▸ **To do**
Restate the entries below verbatim.

▸ **Task data**
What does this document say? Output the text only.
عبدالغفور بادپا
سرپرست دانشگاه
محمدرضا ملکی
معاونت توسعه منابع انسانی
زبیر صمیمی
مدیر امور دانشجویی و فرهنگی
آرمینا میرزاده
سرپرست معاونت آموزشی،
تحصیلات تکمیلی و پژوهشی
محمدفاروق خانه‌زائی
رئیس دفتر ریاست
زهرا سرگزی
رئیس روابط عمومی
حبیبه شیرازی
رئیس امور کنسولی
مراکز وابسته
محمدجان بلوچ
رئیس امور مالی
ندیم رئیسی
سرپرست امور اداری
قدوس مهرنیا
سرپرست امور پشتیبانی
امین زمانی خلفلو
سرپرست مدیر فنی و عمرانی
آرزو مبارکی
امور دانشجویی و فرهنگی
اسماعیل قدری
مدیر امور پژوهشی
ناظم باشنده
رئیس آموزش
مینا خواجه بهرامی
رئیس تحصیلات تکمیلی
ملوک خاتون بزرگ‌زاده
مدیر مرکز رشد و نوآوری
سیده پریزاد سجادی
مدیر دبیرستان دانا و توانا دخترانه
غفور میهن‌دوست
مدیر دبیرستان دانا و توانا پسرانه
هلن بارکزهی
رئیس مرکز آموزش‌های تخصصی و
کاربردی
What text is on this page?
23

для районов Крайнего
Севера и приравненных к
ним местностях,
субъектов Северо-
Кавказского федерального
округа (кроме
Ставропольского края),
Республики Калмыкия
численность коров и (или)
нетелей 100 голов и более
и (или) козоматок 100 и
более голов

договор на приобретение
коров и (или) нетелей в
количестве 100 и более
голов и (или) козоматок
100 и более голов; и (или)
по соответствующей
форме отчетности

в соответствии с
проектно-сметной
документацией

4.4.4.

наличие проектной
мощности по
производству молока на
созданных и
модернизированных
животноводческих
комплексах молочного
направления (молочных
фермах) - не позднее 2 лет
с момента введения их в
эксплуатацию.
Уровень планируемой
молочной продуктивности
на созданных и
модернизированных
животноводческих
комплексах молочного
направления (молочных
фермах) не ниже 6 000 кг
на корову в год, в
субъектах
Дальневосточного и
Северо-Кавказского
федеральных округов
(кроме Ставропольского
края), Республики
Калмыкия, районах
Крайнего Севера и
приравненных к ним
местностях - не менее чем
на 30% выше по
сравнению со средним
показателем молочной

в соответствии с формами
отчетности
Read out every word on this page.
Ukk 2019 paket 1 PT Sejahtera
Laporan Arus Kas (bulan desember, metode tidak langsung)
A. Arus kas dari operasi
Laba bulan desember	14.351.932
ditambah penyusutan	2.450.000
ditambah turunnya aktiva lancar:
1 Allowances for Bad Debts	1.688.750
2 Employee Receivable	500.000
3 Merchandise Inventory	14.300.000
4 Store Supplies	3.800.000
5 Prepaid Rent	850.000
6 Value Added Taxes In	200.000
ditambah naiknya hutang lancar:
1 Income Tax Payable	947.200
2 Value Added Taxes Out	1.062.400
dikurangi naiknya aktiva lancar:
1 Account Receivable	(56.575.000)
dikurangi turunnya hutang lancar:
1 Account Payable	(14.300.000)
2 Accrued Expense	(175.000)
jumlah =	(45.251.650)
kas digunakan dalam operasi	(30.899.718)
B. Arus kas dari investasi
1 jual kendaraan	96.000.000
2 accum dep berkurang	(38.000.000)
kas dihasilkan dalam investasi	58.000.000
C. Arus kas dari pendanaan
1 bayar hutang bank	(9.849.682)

▸ **Exercise result**
What does this document say? Output the text only.
عبدالغفور بادپا
سرپرست دانشگاه
محمدرضا ملکی
معاونت توسعه منابع انسانی
زبیر صمیمی
مدیر امور دانشجویی و فرهنگی
آرمینا میرزاده
سرپرست معاونت آموزشی،
تحصیلات تکمیلی و پژوهشی
محمدفاروق خانه‌زائی
رئیس دفتر ریاست
زهرا سرگزی
رئیس روابط عمومی
حبیبه شیرازی
رئیس امور کنسولی
مراکز وابسته
محمدجان بلوچ
رئیس امور مالی
ندیم رئیسی
سرپرست امور اداری
قدوس مهرنیا
سرپرست امور پشتیبانی
امین زمانی خلفلو
سرپرست مدیر فنی و عمرانی
آرزو مبارکی
امور دانشجویی و فرهنگی
اسماعیل قدری
مدیر امور پژوهشی
ناظم باشنده
رئیس آموزش
مینا خواجه بهرامی
رئیس تحصیلات تکمیلی
ملوک خاتون بزرگ‌زاده
مدیر مرکز رشد و نوآوری
سیده پریزاد سجادی
مدیر دبیرستان دانا و توانا دخترانه
غفور میهن‌دوست
مدیر دبیرستان دانا و توانا پسرانه
هلن بارکزهی
رئیس مرکز آموزش‌های تخصصی و
کاربردی
What text is on this page?
23

для районов Крайнего
Севера и приравненных к
ним местностях,
субъектов Северо-
Кавказского федерального
округа (кроме
Ставропольского края),
Республики Калмыкия
численность коров и (или)
нетелей 100 голов и более
и (или) козоматок 100 и
более голов

договор на приобретение
коров и (или) нетелей в
количестве 100 и более
голов и (или) козоматок
100 и более голов; и (или)
по соответствующей
форме отчетности

в соответствии с
проектно-сметной
документацией

4.4.4.

наличие проектной
мощности по
производству молока на
созданных и
модернизированных
животноводческих
комплексах молочного
направления (молочных
фермах) - не позднее 2 лет
с момента введения их в
эксплуатацию.
Уровень планируемой
молочной продуктивности
на созданных и
модернизированных
животноводческих
комплексах молочного
направления (молочных
фермах) не ниже 6 000 кг
на корову в год, в
субъектах
Дальневосточного и
Северо-Кавказского
федеральных округов
(кроме Ставропольского
края), Республики
Калмыкия, районах
Крайнего Севера и
приравненных к ним
местностях - не менее чем
на 30% выше по
сравнению со средним
показателем молочной

в соответствии с формами
отчетности
Read out every word on this page.
Ukk 2019 paket 1 PT Sejahtera
Laporan Arus Kas (bulan desember, metode tidak langsung)
A. Arus kas dari operasi
Laba bulan desember	14.351.932
ditambah penyusutan	2.450.000
ditambah turunnya aktiva lancar:
1 Allowances for Bad Debts	1.688.750
2 Employee Receivable	500.000
3 Merchandise Inventory	14.300.000
4 Store Supplies	3.800.000
5 Prepaid Rent	850.000
6 Value Added Taxes In	200.000
ditambah naiknya hutang lancar:
1 Income Tax Payable	947.200
2 Value Added Taxes Out	1.062.400
dikurangi naiknya aktiva lancar:
1 Account Receivable	(56.575.000)
dikurangi turunnya hutang lancar:
1 Account Payable	(14.300.000)
2 Accrued Expense	(175.000)
jumlah =	(45.251.650)
kas digunakan dalam operasi	(30.899.718)
B. Arus kas dari investasi
1 jual kendaraan	96.000.000
2 accum dep berkurang	(38.000.000)
kas dihasilkan dalam investasi	58.000.000
C. Arus kas dari pendanaan
1 bayar hutang bank	(9.849.682)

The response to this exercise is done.